- [Instructions to follow]
Copy the rows from the start through the line containing "y2-tick-label: 200 (1900, 738, 1956, 769)", including both ends, with no changes.

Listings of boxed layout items
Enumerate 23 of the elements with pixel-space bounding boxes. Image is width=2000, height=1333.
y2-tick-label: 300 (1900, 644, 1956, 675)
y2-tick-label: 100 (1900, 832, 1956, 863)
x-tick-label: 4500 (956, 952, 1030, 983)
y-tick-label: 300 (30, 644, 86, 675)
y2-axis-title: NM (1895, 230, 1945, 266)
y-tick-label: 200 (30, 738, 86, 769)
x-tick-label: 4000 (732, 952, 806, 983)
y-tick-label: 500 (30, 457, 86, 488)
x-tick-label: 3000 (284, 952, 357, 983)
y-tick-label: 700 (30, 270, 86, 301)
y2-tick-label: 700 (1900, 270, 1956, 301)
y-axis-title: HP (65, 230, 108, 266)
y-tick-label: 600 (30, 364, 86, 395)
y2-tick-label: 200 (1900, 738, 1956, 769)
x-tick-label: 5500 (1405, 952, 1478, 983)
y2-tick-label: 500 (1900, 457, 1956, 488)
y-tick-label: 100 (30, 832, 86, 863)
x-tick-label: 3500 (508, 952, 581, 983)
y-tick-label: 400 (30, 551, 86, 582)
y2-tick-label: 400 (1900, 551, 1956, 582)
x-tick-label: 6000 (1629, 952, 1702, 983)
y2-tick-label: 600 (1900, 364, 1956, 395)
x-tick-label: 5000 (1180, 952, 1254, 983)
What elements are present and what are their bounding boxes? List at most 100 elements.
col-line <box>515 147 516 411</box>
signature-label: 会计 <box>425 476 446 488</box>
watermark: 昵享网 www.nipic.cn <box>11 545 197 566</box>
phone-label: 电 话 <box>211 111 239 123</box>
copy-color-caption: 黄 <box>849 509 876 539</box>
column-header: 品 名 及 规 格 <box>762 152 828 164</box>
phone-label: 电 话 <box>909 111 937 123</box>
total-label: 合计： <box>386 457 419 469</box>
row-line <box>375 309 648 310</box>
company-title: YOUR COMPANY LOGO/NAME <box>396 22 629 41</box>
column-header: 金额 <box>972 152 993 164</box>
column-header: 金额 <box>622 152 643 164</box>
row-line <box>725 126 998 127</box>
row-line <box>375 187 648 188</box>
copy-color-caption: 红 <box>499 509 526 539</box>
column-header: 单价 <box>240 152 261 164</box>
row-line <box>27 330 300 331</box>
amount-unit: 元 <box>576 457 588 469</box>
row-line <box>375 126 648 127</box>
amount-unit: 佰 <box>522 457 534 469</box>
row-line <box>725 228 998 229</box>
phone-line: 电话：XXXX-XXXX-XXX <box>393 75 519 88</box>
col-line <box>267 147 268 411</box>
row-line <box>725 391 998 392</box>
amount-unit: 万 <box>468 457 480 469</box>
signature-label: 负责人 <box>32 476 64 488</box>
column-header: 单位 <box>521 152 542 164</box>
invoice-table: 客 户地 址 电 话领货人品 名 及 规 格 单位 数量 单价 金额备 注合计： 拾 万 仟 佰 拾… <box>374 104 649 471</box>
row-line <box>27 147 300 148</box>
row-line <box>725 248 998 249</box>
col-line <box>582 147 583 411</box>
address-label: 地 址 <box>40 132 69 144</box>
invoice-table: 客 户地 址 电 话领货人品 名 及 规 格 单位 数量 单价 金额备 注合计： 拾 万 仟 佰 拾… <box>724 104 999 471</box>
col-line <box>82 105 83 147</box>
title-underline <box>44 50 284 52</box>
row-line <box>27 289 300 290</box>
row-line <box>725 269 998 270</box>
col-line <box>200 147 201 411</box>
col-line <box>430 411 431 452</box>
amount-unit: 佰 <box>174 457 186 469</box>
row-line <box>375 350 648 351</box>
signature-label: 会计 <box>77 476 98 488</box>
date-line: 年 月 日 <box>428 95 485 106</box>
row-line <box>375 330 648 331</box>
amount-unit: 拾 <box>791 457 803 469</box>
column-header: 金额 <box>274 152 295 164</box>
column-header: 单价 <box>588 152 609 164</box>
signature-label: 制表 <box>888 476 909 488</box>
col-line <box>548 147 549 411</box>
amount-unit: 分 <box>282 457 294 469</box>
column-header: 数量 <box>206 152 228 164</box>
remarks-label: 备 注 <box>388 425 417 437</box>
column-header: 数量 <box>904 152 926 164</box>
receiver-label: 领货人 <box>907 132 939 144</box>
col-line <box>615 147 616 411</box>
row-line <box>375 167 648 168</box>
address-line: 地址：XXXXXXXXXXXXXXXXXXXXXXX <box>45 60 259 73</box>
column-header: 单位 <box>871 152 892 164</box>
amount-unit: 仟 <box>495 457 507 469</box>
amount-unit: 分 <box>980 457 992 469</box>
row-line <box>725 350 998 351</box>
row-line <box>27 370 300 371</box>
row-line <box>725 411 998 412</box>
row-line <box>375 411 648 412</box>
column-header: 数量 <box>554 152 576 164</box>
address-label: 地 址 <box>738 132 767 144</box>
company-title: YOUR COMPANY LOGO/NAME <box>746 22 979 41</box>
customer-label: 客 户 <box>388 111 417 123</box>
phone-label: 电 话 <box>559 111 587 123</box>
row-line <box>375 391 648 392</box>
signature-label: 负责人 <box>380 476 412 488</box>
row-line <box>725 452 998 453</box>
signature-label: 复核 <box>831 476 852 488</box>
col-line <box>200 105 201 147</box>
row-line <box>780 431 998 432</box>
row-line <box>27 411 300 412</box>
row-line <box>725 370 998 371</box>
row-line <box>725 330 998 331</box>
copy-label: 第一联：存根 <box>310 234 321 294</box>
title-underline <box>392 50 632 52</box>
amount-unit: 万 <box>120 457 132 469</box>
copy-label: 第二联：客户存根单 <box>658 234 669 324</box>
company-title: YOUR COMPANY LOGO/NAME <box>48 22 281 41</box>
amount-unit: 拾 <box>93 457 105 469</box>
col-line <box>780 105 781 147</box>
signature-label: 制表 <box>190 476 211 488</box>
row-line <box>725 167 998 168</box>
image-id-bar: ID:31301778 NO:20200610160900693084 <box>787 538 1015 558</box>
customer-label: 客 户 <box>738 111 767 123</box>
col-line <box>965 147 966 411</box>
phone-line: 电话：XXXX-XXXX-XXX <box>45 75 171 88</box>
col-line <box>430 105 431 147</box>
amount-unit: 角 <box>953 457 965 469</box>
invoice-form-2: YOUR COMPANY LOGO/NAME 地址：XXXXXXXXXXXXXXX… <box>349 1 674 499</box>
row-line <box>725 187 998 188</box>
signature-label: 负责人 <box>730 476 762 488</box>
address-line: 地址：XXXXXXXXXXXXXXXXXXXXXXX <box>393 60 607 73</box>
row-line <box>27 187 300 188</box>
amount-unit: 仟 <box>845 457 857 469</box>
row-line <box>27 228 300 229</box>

- [Solved problem]
Enumerate 23 of the elements with pixel-space bounding boxes. Image is width=2000, height=1333.
y2-tick-label: 300 (1900, 644, 1956, 675)
y2-tick-label: 100 (1900, 832, 1956, 863)
x-tick-label: 4500 (956, 952, 1030, 983)
y-tick-label: 300 (30, 644, 86, 675)
y2-axis-title: NM (1895, 230, 1945, 266)
y-tick-label: 200 (30, 738, 86, 769)
x-tick-label: 4000 (732, 952, 806, 983)
y-tick-label: 500 (30, 457, 86, 488)
x-tick-label: 3000 (284, 952, 357, 983)
y-tick-label: 700 (30, 270, 86, 301)
y2-tick-label: 700 (1900, 270, 1956, 301)
y-axis-title: HP (65, 230, 108, 266)
y-tick-label: 600 (30, 364, 86, 395)
y2-tick-label: 200 (1900, 738, 1956, 769)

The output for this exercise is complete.